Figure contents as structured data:

↓↓↓

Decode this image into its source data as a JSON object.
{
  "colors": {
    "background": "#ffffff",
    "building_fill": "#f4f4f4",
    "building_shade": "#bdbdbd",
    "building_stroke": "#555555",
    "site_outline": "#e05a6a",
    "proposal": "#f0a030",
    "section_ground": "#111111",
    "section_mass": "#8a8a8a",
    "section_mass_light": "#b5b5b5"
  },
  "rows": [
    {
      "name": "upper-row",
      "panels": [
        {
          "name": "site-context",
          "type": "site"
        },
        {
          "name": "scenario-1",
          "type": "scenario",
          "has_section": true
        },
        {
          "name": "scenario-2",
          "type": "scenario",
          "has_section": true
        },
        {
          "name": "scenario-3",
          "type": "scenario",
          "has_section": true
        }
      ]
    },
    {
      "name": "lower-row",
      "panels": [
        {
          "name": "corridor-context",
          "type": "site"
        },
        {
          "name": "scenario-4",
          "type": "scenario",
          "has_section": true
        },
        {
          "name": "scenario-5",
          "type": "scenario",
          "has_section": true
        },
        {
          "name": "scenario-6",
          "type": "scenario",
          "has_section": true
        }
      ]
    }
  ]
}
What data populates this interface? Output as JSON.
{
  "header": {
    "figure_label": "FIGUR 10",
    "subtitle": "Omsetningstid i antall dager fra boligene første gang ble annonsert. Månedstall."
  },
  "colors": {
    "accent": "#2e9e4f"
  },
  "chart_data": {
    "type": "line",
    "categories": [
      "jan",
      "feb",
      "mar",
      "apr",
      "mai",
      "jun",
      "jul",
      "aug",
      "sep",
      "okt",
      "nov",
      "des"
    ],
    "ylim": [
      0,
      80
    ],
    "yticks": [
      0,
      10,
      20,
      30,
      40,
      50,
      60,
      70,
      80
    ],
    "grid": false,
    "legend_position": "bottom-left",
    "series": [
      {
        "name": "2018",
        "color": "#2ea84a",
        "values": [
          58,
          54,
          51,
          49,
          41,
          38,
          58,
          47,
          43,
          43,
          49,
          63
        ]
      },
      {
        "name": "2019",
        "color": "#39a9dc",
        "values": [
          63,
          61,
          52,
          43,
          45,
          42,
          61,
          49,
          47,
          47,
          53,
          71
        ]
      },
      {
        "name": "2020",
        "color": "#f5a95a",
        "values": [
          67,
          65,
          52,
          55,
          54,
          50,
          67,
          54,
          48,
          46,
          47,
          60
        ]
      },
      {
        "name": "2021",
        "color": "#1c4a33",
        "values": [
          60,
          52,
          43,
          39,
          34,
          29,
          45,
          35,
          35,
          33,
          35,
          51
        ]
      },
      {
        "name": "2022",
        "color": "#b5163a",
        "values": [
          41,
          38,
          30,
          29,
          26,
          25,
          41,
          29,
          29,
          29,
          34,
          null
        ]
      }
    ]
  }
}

↑↑↑

__WHAT NEEDS TO BE DONE__:
Would you reproduce the material above in full, exactly as given?

__WRITTEN SOLUTION__:
Decode this image into its source data as a JSON object.
{
  "colors": {
    "background": "#ffffff",
    "building_fill": "#f4f4f4",
    "building_shade": "#bdbdbd",
    "building_stroke": "#555555",
    "site_outline": "#e05a6a",
    "proposal": "#f0a030",
    "section_ground": "#111111",
    "section_mass": "#8a8a8a",
    "section_mass_light": "#b5b5b5"
  },
  "rows": [
    {
      "name": "upper-row",
      "panels": [
        {
          "name": "site-context",
          "type": "site"
        },
        {
          "name": "scenario-1",
          "type": "scenario",
          "has_section": true
        },
        {
          "name": "scenario-2",
          "type": "scenario",
          "has_section": true
        },
        {
          "name": "scenario-3",
          "type": "scenario",
          "has_section": true
        }
      ]
    },
    {
      "name": "lower-row",
      "panels": [
        {
          "name": "corridor-context",
          "type": "site"
        },
        {
          "name": "scenario-4",
          "type": "scenario",
          "has_section": true
        },
        {
          "name": "scenario-5",
          "type": "scenario",
          "has_section": true
        },
        {
          "name": "scenario-6",
          "type": "scenario",
          "has_section": true
        }
      ]
    }
  ]
}
What data populates this interface? Output as JSON.
{
  "header": {
    "figure_label": "FIGUR 10",
    "subtitle": "Omsetningstid i antall dager fra boligene første gang ble annonsert. Månedstall."
  },
  "colors": {
    "accent": "#2e9e4f"
  },
  "chart_data": {
    "type": "line",
    "categories": [
      "jan",
      "feb",
      "mar",
      "apr",
      "mai",
      "jun",
      "jul",
      "aug",
      "sep",
      "okt",
      "nov",
      "des"
    ],
    "ylim": [
      0,
      80
    ],
    "yticks": [
      0,
      10,
      20,
      30,
      40,
      50,
      60,
      70,
      80
    ],
    "grid": false,
    "legend_position": "bottom-left",
    "series": [
      {
        "name": "2018",
        "color": "#2ea84a",
        "values": [
          58,
          54,
          51,
          49,
          41,
          38,
          58,
          47,
          43,
          43,
          49,
          63
        ]
      },
      {
        "name": "2019",
        "color": "#39a9dc",
        "values": [
          63,
          61,
          52,
          43,
          45,
          42,
          61,
          49,
          47,
          47,
          53,
          71
        ]
      },
      {
        "name": "2020",
        "color": "#f5a95a",
        "values": [
          67,
          65,
          52,
          55,
          54,
          50,
          67,
          54,
          48,
          46,
          47,
          60
        ]
      },
      {
        "name": "2021",
        "color": "#1c4a33",
        "values": [
          60,
          52,
          43,
          39,
          34,
          29,
          45,
          35,
          35,
          33,
          35,
          51
        ]
      },
      {
        "name": "2022",
        "color": "#b5163a",
        "values": [
          41,
          38,
          30,
          29,
          26,
          25,
          41,
          29,
          29,
          29,
          34,
          null
        ]
      }
    ]
  }
}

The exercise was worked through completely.